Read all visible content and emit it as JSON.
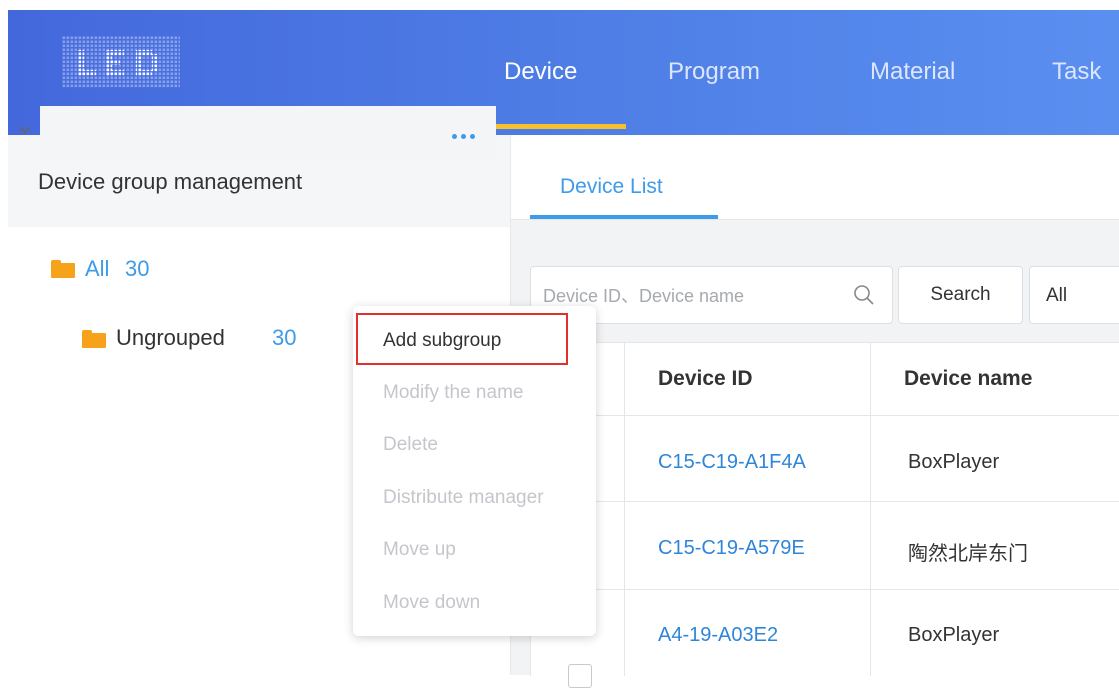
{
  "nav": {
    "items": [
      {
        "label": "Device"
      },
      {
        "label": "Program"
      },
      {
        "label": "Material"
      },
      {
        "label": "Task"
      }
    ]
  },
  "left_panel": {
    "title": "Device group management",
    "tree": [
      {
        "label": "All",
        "count": "30"
      },
      {
        "label": "Ungrouped",
        "count": "30"
      }
    ]
  },
  "context_menu": {
    "items": [
      {
        "label": "Add subgroup"
      },
      {
        "label": "Modify the name"
      },
      {
        "label": "Delete"
      },
      {
        "label": "Distribute manager"
      },
      {
        "label": "Move up"
      },
      {
        "label": "Move down"
      }
    ]
  },
  "device_list": {
    "tab_label": "Device List",
    "search_placeholder": "Device ID、Device name",
    "search_button": "Search",
    "filter_value": "All",
    "columns": [
      "Device ID",
      "Device name"
    ],
    "rows": [
      {
        "device_id": "C15-C19-A1F4A",
        "device_name": "BoxPlayer"
      },
      {
        "device_id": "C15-C19-A579E",
        "device_name": "陶然北岸东门"
      },
      {
        "device_id": "A4-19-A03E2",
        "device_name": "BoxPlayer"
      }
    ]
  },
  "colors": {
    "header_start": "#4468dc",
    "header_end": "#5a8ff0",
    "accent_blue": "#3d9be9",
    "nav_underline": "#f6c12b",
    "folder": "#f7a21b",
    "highlight_border": "#e2312c"
  }
}
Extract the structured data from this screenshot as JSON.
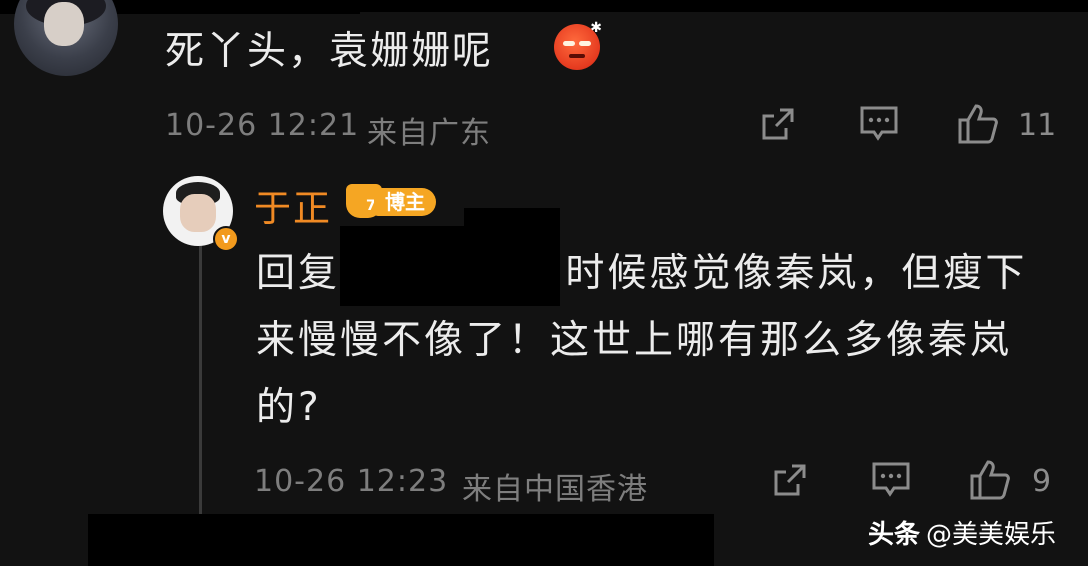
{
  "top_comment": {
    "text": "死丫头，袁姗姗呢",
    "emoji": "angry-face-emoji",
    "timestamp": "10-26 12:21",
    "location": "来自广东",
    "like_count": "11"
  },
  "reply": {
    "username": "于正",
    "badge_number": "7",
    "badge_label": "博主",
    "verified_mark": "v",
    "body": "回复                         刚看到她的时候感觉像秦岚，但瘦下来慢慢不像了！这世上哪有那么多像秦岚的?",
    "timestamp": "10-26 12:23",
    "location": "来自中国香港",
    "like_count": "9"
  },
  "watermark": {
    "brand": "头条",
    "account": "@美美娱乐"
  },
  "colors": {
    "background": "#121212",
    "username": "#f08a24",
    "badge": "#f5a623",
    "meta_text": "#7e7e7e"
  }
}
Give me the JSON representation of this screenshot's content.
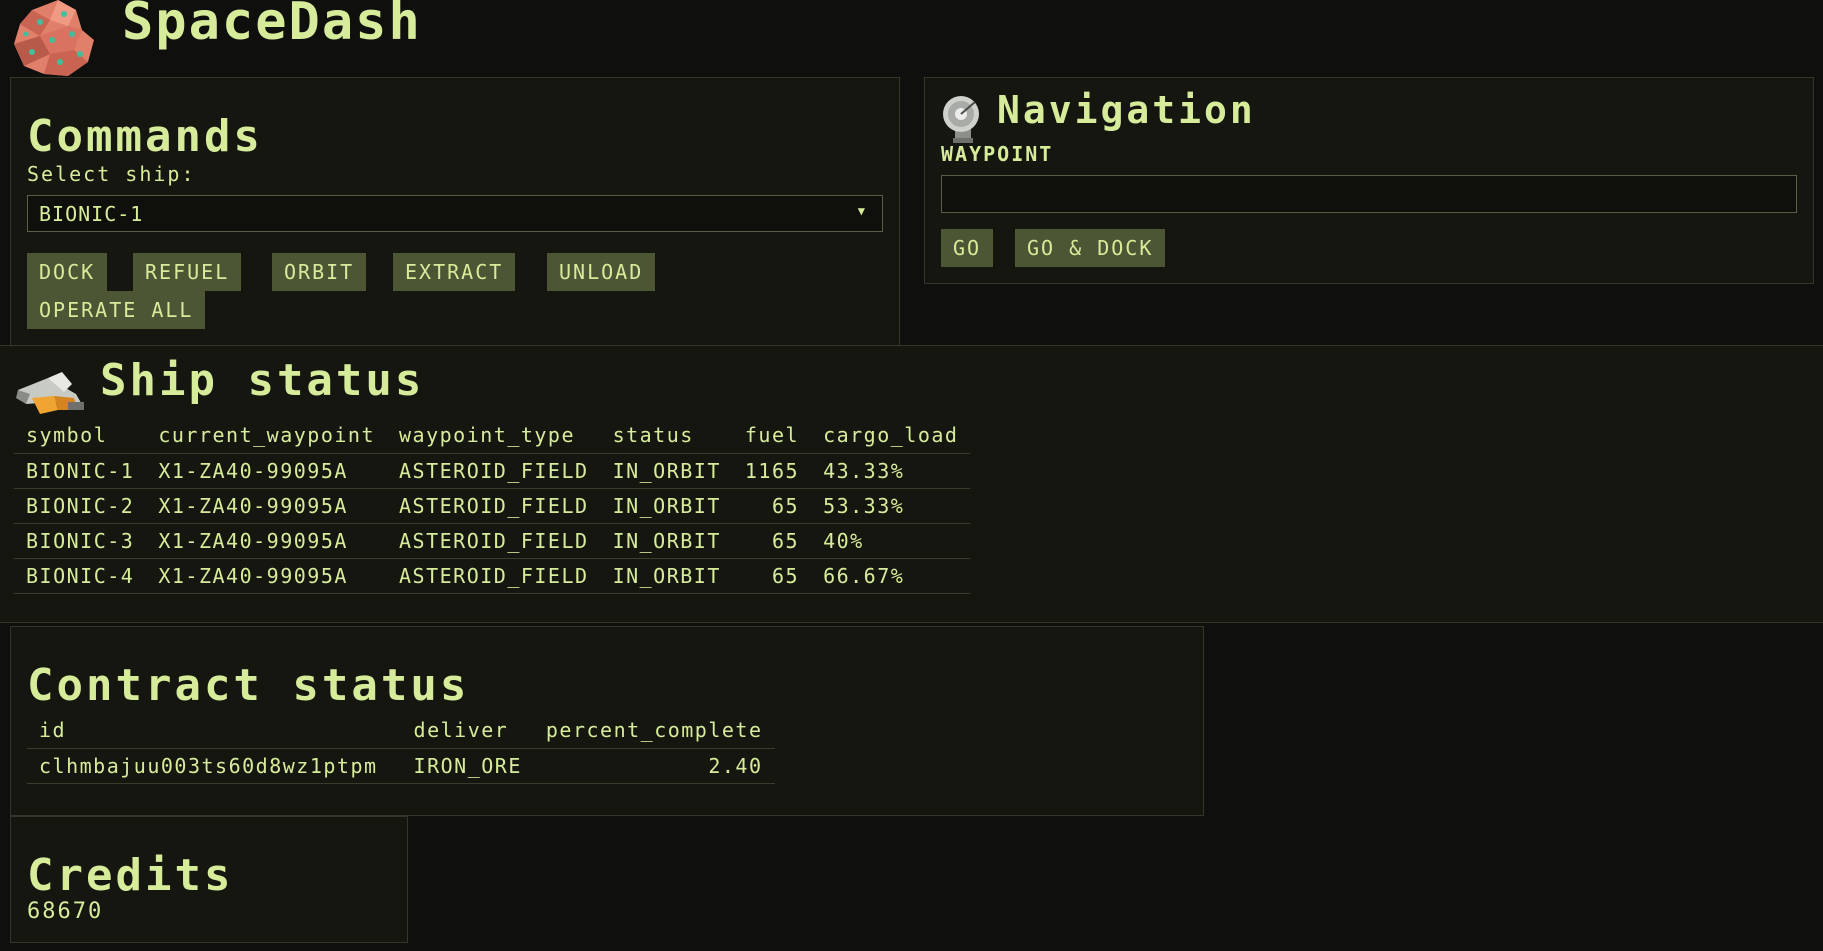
{
  "app": {
    "title": "SpaceDash"
  },
  "colors": {
    "background": "#0f0f0e",
    "panel": "#151610",
    "accent_text": "#d7ec9a",
    "button": "#4c5534"
  },
  "commands": {
    "title": "Commands",
    "select_label": "Select ship:",
    "selected_ship": "BIONIC-1",
    "buttons": [
      "DOCK",
      "REFUEL",
      "ORBIT",
      "EXTRACT",
      "UNLOAD",
      "OPERATE ALL"
    ]
  },
  "navigation": {
    "title": "Navigation",
    "waypoint_label": "WAYPOINT",
    "waypoint_value": "",
    "buttons": [
      "GO",
      "GO & DOCK"
    ]
  },
  "ship_status": {
    "title": "Ship status",
    "columns": [
      "symbol",
      "current_waypoint",
      "waypoint_type",
      "status",
      "fuel",
      "cargo_load"
    ],
    "rows": [
      [
        "BIONIC-1",
        "X1-ZA40-99095A",
        "ASTEROID_FIELD",
        "IN_ORBIT",
        "1165",
        "43.33%"
      ],
      [
        "BIONIC-2",
        "X1-ZA40-99095A",
        "ASTEROID_FIELD",
        "IN_ORBIT",
        "65",
        "53.33%"
      ],
      [
        "BIONIC-3",
        "X1-ZA40-99095A",
        "ASTEROID_FIELD",
        "IN_ORBIT",
        "65",
        "40%"
      ],
      [
        "BIONIC-4",
        "X1-ZA40-99095A",
        "ASTEROID_FIELD",
        "IN_ORBIT",
        "65",
        "66.67%"
      ]
    ]
  },
  "contract_status": {
    "title": "Contract status",
    "columns": [
      "id",
      "deliver",
      "percent_complete"
    ],
    "rows": [
      [
        "clhmbajuu003ts60d8wz1ptpm",
        "IRON_ORE",
        "2.40"
      ]
    ]
  },
  "credits": {
    "title": "Credits",
    "value": "68670"
  }
}
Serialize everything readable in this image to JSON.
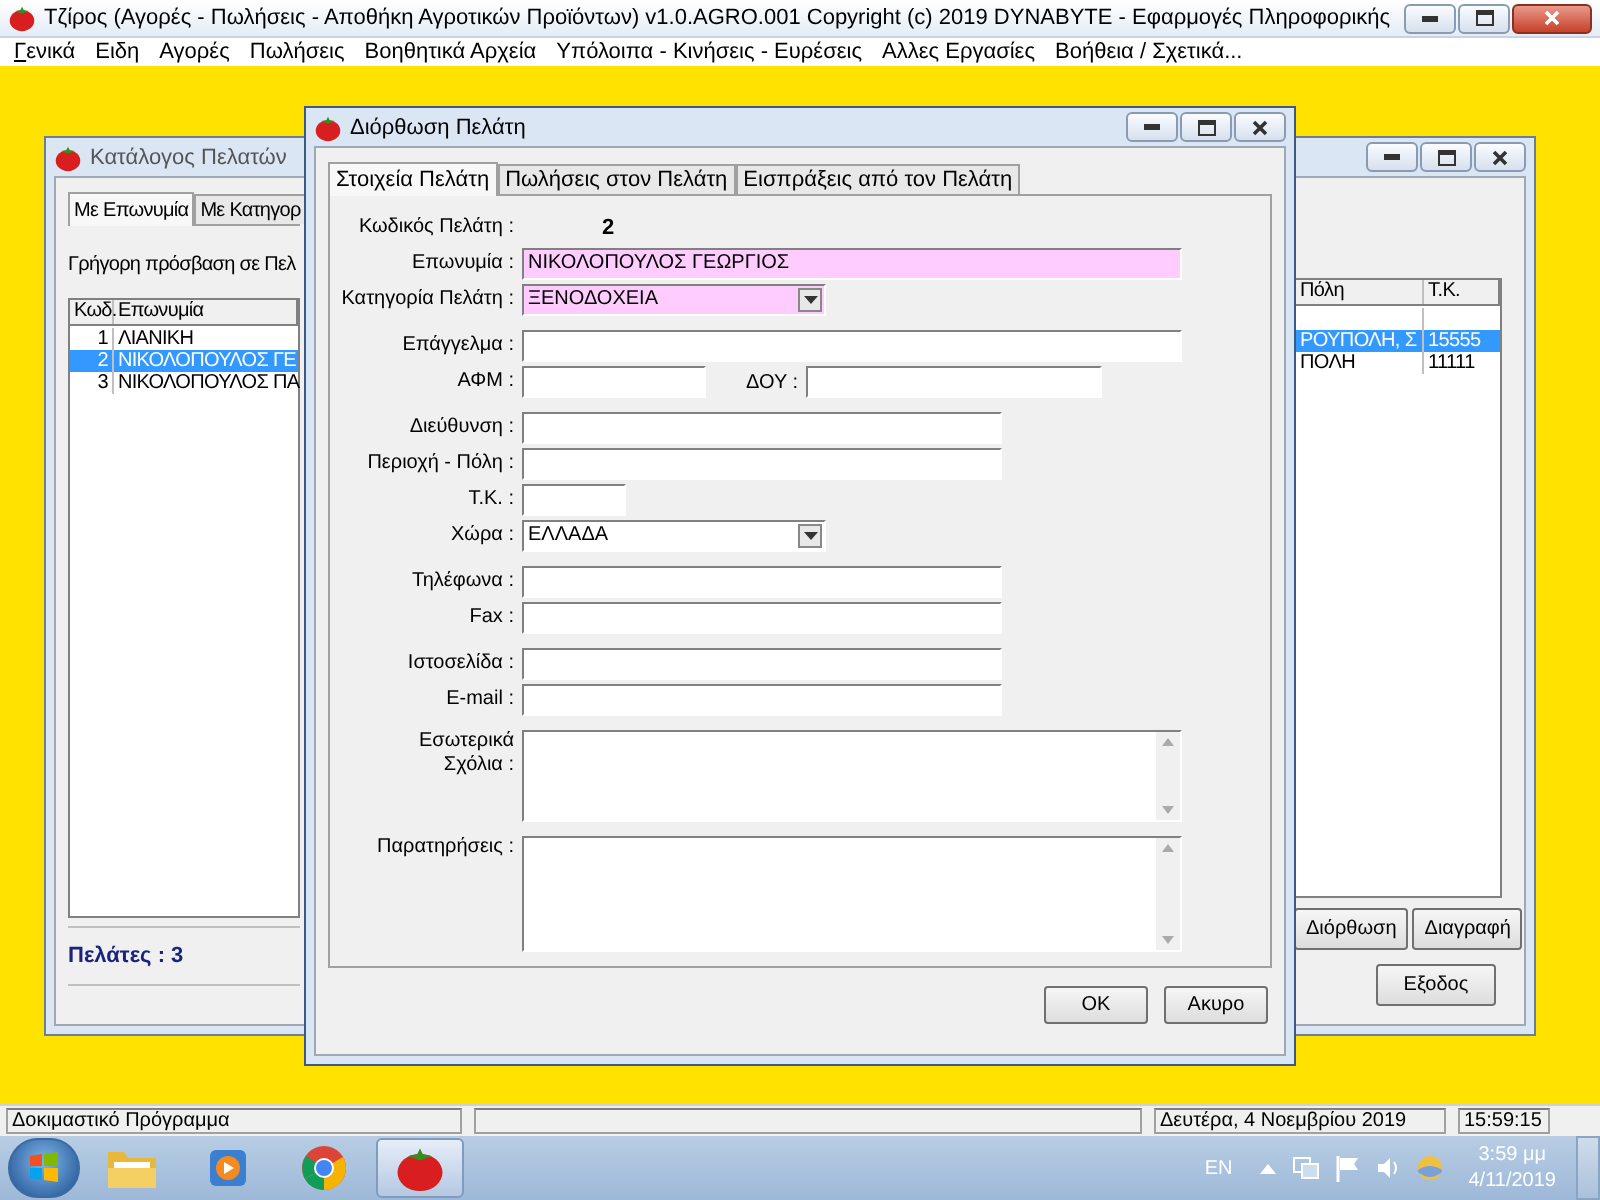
{
  "main_window": {
    "title": "Τζίρος (Αγορές - Πωλήσεις - Αποθήκη Αγροτικών Προϊόντων)  v1.0.AGRO.001  Copyright (c) 2019  DYNABYTE - Εφαρμογές Πληροφορικής"
  },
  "menu": [
    {
      "label": "Γενικά",
      "underline_first": true
    },
    {
      "label": "Ειδη",
      "underline_first": false
    },
    {
      "label": "Αγορές",
      "underline_first": false
    },
    {
      "label": "Πωλήσεις",
      "underline_first": false
    },
    {
      "label": "Βοηθητικά Αρχεία",
      "underline_first": false
    },
    {
      "label": "Υπόλοιπα - Κινήσεις - Ευρέσεις",
      "underline_first": false
    },
    {
      "label": "Αλλες Εργασίες",
      "underline_first": false
    },
    {
      "label": "Βοήθεια / Σχετικά...",
      "underline_first": false
    }
  ],
  "customer_list_window": {
    "title": "Κατάλογος Πελατών",
    "tabs": [
      {
        "label": "Με Επωνυμία",
        "selected": true
      },
      {
        "label": "Με Κατηγορ",
        "selected": false
      }
    ],
    "quick_access_label": "Γρήγορη πρόσβαση σε Πελ",
    "table": {
      "columns": [
        "Κωδ.",
        "Επωνυμία",
        "Πόλη",
        "Τ.Κ."
      ],
      "rows": [
        {
          "code": "1",
          "name": "ΛΙΑΝΙΚΗ",
          "selected": false
        },
        {
          "code": "2",
          "name": "ΝΙΚΟΛΟΠΟΥΛΟΣ ΓΕ",
          "city": "ΡΟΥΠΟΛΗ, Σ",
          "postal_code": "15555",
          "selected": true
        },
        {
          "code": "3",
          "name": "ΝΙΚΟΛΟΠΟΥΛΟΣ ΠΑ",
          "city": "ΠΟΛΗ",
          "postal_code": "11111",
          "selected": false
        }
      ]
    },
    "count_label": "Πελάτες : 3",
    "buttons": [
      "Διόρθωση",
      "Διαγραφή"
    ],
    "exit_button": "Εξοδος"
  },
  "edit_dialog": {
    "title": "Διόρθωση Πελάτη",
    "tabs": [
      {
        "label": "Στοιχεία Πελάτη",
        "selected": true
      },
      {
        "label": "Πωλήσεις στον Πελάτη",
        "selected": false
      },
      {
        "label": "Εισπράξεις από τον Πελάτη",
        "selected": false
      }
    ],
    "form_groups": [
      [
        {
          "kind": "value",
          "label": "Κωδικός Πελάτη :",
          "value": "2"
        },
        {
          "kind": "text",
          "label": "Επωνυμία :",
          "value": "ΝΙΚΟΛΟΠΟΥΛΟΣ ΓΕΩΡΓΙΟΣ",
          "required": true
        },
        {
          "kind": "combo",
          "label": "Κατηγορία Πελάτη :",
          "value": "ΞΕΝΟΔΟΧΕΙΑ",
          "required": true
        }
      ],
      [
        {
          "kind": "text",
          "label": "Επάγγελμα :",
          "required": false
        },
        {
          "kind": "pair",
          "label": "ΑΦΜ :",
          "second_label": "ΔΟΥ :"
        }
      ],
      [
        {
          "kind": "text",
          "label": "Διεύθυνση :",
          "required": false
        },
        {
          "kind": "text",
          "label": "Περιοχή - Πόλη :",
          "required": false
        },
        {
          "kind": "text",
          "label": "Τ.Κ. :",
          "required": false
        },
        {
          "kind": "combo",
          "label": "Χώρα :",
          "value": "ΕΛΛΑΔΑ",
          "required": false
        }
      ],
      [
        {
          "kind": "text",
          "label": "Τηλέφωνα :",
          "required": false
        },
        {
          "kind": "text",
          "label": "Fax :",
          "required": false
        }
      ],
      [
        {
          "kind": "text",
          "label": "Ιστοσελίδα :",
          "required": false
        },
        {
          "kind": "text",
          "label": "E-mail :",
          "required": false
        }
      ],
      [
        {
          "kind": "memo",
          "label": "Εσωτερικά\nΣχόλια :"
        }
      ],
      [
        {
          "kind": "memo",
          "label": "Παρατηρήσεις :"
        }
      ]
    ],
    "buttons": [
      "OK",
      "Ακυρο"
    ]
  },
  "status_bar": {
    "message": "Δοκιμαστικό Πρόγραμμα",
    "date": "Δευτέρα, 4 Νοεμβρίου 2019",
    "time": "15:59:15"
  },
  "taskbar": {
    "apps": [
      {
        "kind": "folder",
        "active": false
      },
      {
        "kind": "media",
        "active": false
      },
      {
        "kind": "browser",
        "active": false
      },
      {
        "kind": "tomato",
        "active": true
      }
    ],
    "language": "EN",
    "clock_time": "3:59 μμ",
    "clock_date": "4/11/2019"
  }
}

(TASK STATEMENT): Find every line in the records above that contains the word "timestamp", and copy each one.

(TASK RESULT):
    "timestamp": "10-26 12:21",
    "timestamp": "10-26 12:23",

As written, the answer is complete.